■ **EXTRACT**
--- Start ---
Detailed Description

template<typename Key, typename Val, typename Alloc = std::allocator< std::pair< Key, Val > >>
class gum::HashTable< Key, Val, Alloc >

The class for generic Hash Tables.

In aGrUM, a hashtable is a vector of chained lists (collision problems are fixed by chaining). Each slot of the vector contains a list of elements sharing the same hashed value. To be computationally efficient, the hash table should not contain too many elements as compared to its number of slots. Therefore, it is sometimes useful to resize the chained lists vector. aGrUM's hash tables are designed to automatically double their size when there is in average more than 3 elements per slot. However, when memory consumption is a concern, this feature can be turned off either by passing false as an optional resize_pol argument to the constructor of the hash table or by using method setResizePolicy when the instance of the class has already been constructed. Similarly, the default number of slots of the hash table may be parameterized as an optional argument of the constructor (size_param). Beware: when inserting elements of a given class into a hash table, unless the element is an r-value, only a copy of this element is stored into the table (this is compulsory if the hashtable is to be generic and can be used to store both complex classes and built-in types like integers). HashTable have different kinds of iterators: HashTableIteratorSafe and HashTableConstIteratorSafe (a.k.a. HashTable<>::iterator_safe and HashTable<>::const_iterator_safe) allow safe parsing of the hash tables. By safe, we mean that whenever the element pointed to by such an iterator is removed from the hashtable, accessing it through the iterator (*iter) does not result in a segmentation fault but rather in an exception being thrown. This safety is ensured at a very low cost (actually, our experiments show that our HashTables and HashTable's safe iterators significantly outperform the standard library unordered_maps). Of course, if there is no possibility for an iterator to point to a deleted element, the user can use "unsafe" iterators HashTableIterator and HashTableConstIterator (a.k.a. HashTable<>::iterator and HashTable<>::const_iterator). These iterators are slightly faster than their safe counterparts. However, as in the standard library, accessing through them a deleted element usually results in a mess (most probably a segfault).
--- End ---
■ **DATASET EXCERPTS**
--- Start ---
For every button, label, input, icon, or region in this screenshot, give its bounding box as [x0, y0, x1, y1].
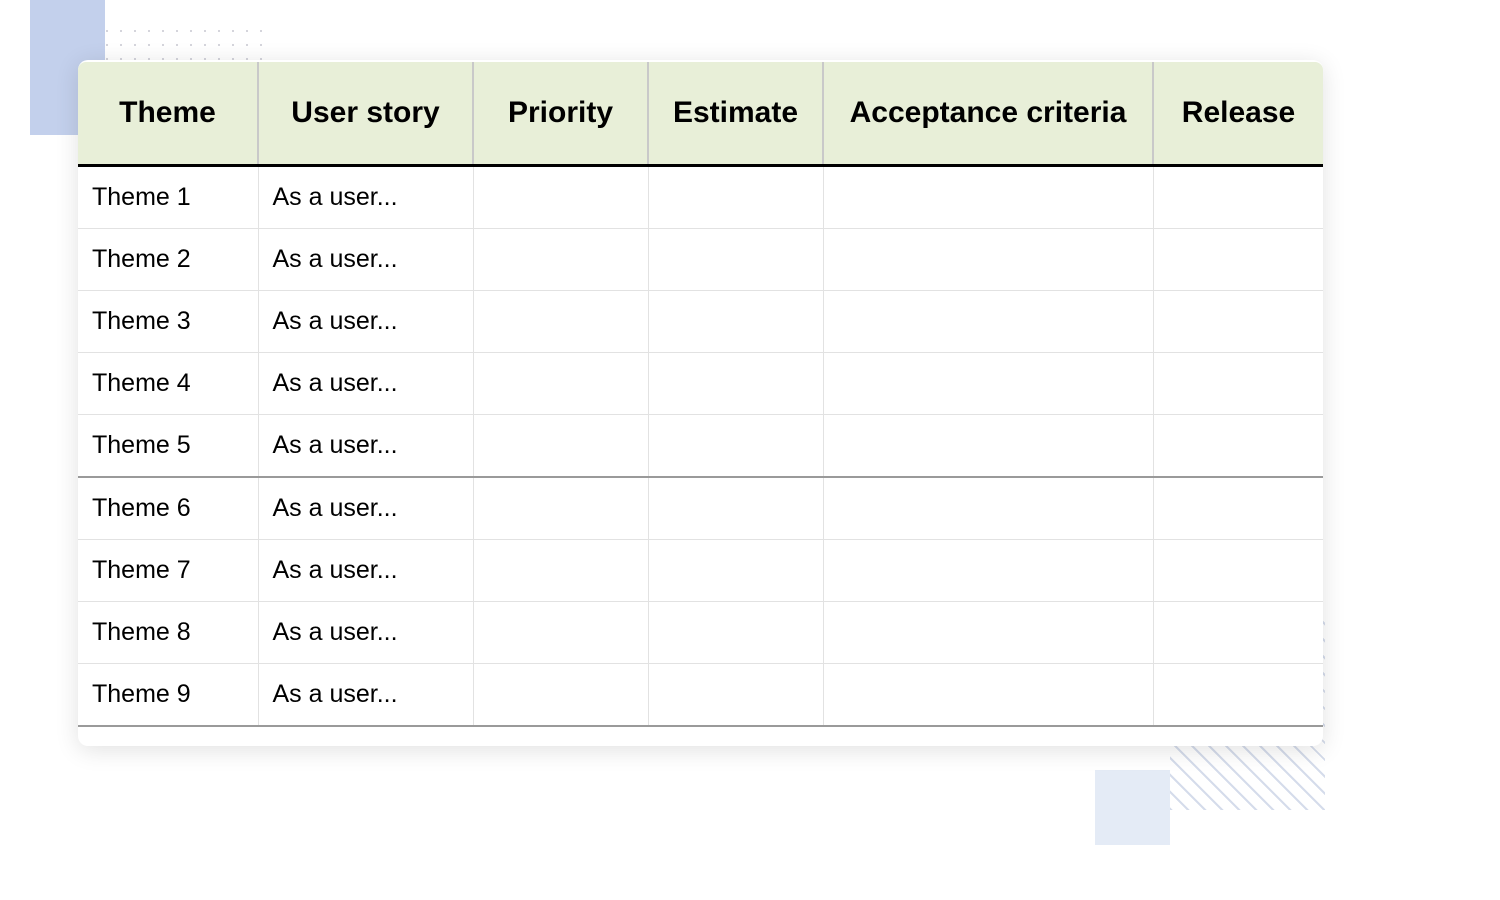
cell-acceptance [823, 353, 1153, 415]
cell-user_story: As a user... [258, 477, 473, 540]
cell-estimate [648, 415, 823, 478]
cell-theme: Theme 2 [78, 229, 258, 291]
cell-release [1153, 353, 1323, 415]
cell-theme: Theme 9 [78, 664, 258, 727]
cell-priority [473, 540, 648, 602]
cell-priority [473, 415, 648, 478]
cell-release [1153, 415, 1323, 478]
cell-acceptance [823, 415, 1153, 478]
cell-user_story: As a user... [258, 353, 473, 415]
decorative-blue-square-bottom [1095, 770, 1170, 845]
cell-release [1153, 602, 1323, 664]
backlog-table: Theme User story Priority Estimate Accep… [78, 62, 1323, 728]
col-header-priority: Priority [473, 62, 648, 166]
cell-user_story: As a user... [258, 415, 473, 478]
cell-acceptance [823, 229, 1153, 291]
cell-acceptance [823, 291, 1153, 353]
cell-theme: Theme 6 [78, 477, 258, 540]
cell-acceptance [823, 664, 1153, 727]
cell-release [1153, 664, 1323, 727]
col-header-theme: Theme [78, 62, 258, 166]
cell-release [1153, 477, 1323, 540]
cell-theme: Theme 8 [78, 602, 258, 664]
col-header-acceptance: Acceptance criteria [823, 62, 1153, 166]
table-row: Theme 6As a user... [78, 477, 1323, 540]
table-row: Theme 5As a user... [78, 415, 1323, 478]
col-header-release: Release [1153, 62, 1323, 166]
cell-estimate [648, 664, 823, 727]
cell-priority [473, 602, 648, 664]
cell-estimate [648, 353, 823, 415]
cell-priority [473, 664, 648, 727]
cell-user_story: As a user... [258, 291, 473, 353]
cell-release [1153, 291, 1323, 353]
cell-estimate [648, 540, 823, 602]
cell-release [1153, 229, 1323, 291]
cell-estimate [648, 291, 823, 353]
cell-release [1153, 540, 1323, 602]
col-header-user-story: User story [258, 62, 473, 166]
cell-priority [473, 229, 648, 291]
table-footer-rule [78, 726, 1323, 728]
cell-acceptance [823, 540, 1153, 602]
cell-user_story: As a user... [258, 602, 473, 664]
table-row: Theme 8As a user... [78, 602, 1323, 664]
cell-estimate [648, 229, 823, 291]
cell-theme: Theme 4 [78, 353, 258, 415]
cell-priority [473, 477, 648, 540]
cell-estimate [648, 477, 823, 540]
table-header-row: Theme User story Priority Estimate Accep… [78, 62, 1323, 166]
table-row: Theme 2As a user... [78, 229, 1323, 291]
table-row: Theme 7As a user... [78, 540, 1323, 602]
cell-acceptance [823, 166, 1153, 229]
col-header-estimate: Estimate [648, 62, 823, 166]
cell-acceptance [823, 602, 1153, 664]
cell-priority [473, 166, 648, 229]
cell-release [1153, 166, 1323, 229]
table-row: Theme 1As a user... [78, 166, 1323, 229]
cell-theme: Theme 7 [78, 540, 258, 602]
table-row: Theme 3As a user... [78, 291, 1323, 353]
cell-user_story: As a user... [258, 540, 473, 602]
cell-user_story: As a user... [258, 166, 473, 229]
cell-priority [473, 353, 648, 415]
table-row: Theme 9As a user... [78, 664, 1323, 727]
cell-theme: Theme 1 [78, 166, 258, 229]
table-row: Theme 4As a user... [78, 353, 1323, 415]
cell-acceptance [823, 477, 1153, 540]
cell-theme: Theme 3 [78, 291, 258, 353]
cell-user_story: As a user... [258, 229, 473, 291]
cell-estimate [648, 166, 823, 229]
decorative-dot-grid [100, 24, 270, 64]
cell-estimate [648, 602, 823, 664]
backlog-table-card: Theme User story Priority Estimate Accep… [78, 60, 1323, 746]
cell-theme: Theme 5 [78, 415, 258, 478]
cell-priority [473, 291, 648, 353]
cell-user_story: As a user... [258, 664, 473, 727]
--- End ---
■ **EXERCISE SET**
#1 List every iterator class named in the hash table description. Leave out the a.k.a. aliases given in parentheses.
#2 Write the next part of the hash table description, picking up after its last sentence.

■ **ANSWERS TO THE PROBLEMS**
#1 HashTableIteratorSafe, HashTableConstIteratorSafe, HashTableIterator, HashTableConstIterator

#2
Warning
HashTables guarantee that any element stored within them will have the same location in memory until it is removed from the hashtable (and this holds whatever operation is performed on the hashtable like new insertions, deletions, resizing, etc.).
Usage example:
// creation of an empty hash table
HashTable<int,string> table1;
// insert two elements into the hash table
table1.insert (10,"xxx");
table1.insert (20,"yyy");
table1.emplace (30,"zzz");
// creation of a nonempty hashtable using initializer lists
HashTable<int,bool> table { std::make_pair(3,true), std::make_pair(2,false)
};
// display the content of the hash table
cerr << table1;
// get the number of elements stored into the hash table
cerr << "number of elements in table1 = " << table1.size () << endl;
// create two copies of the hash table
HashTable<int,string> table2, table3 = table1;
table2 = table3;
// get the element whose key is 10
cerr << table1[10] << " = xxx" << endl;
// check whether there exists an element with key 20
if (table1.exists (20)) cerr << "element found" << endl;
// transform the hashtable of string into a hashtable of int assuming f is
// defined as: int f (const string& str) { return str.size (); }
HashTable<int,int> table = table1.map (f);
// remove two elements from table1 and table2
table1.erase (10); // key = 10
table1.eraseByVal ("yyy"); // val = "yyy"
table2.clear ();
// check whether the hash table is empty
if (!table1.empty ()) cerr << "table not empty" << endl;
// check wether hashtables contain the same elements
if ((table1 == table2) && (table1 != table3))
cerr << "check for equality/inequality" << endl;
// parse the content of a hashtable using an unsafe iterator
for (HashTable<int,string>::const_iterator iter = table1.cbegin();
iter != table1.cend(); ++iter)
cerr << *iter;
HashTable<int,string>::iterator iter = table1.begin();
iter += 2;
cerr << iter.key () << " " << iter.val ();
// use an iterator to point the element we wish to erase
HashTable<int,string>::iterator_safe iterS = table1.beginSafe ();
table1.erase ( table1.beginSafe () + 4 );
table1.erase ( iterS ); // this is safe because the iterator is safe
// check for iterator's safety
for (HashTable<int,string>::iterator_safe iter = table1.beginSafe ();
iter != table1.endSafe (); ++iter )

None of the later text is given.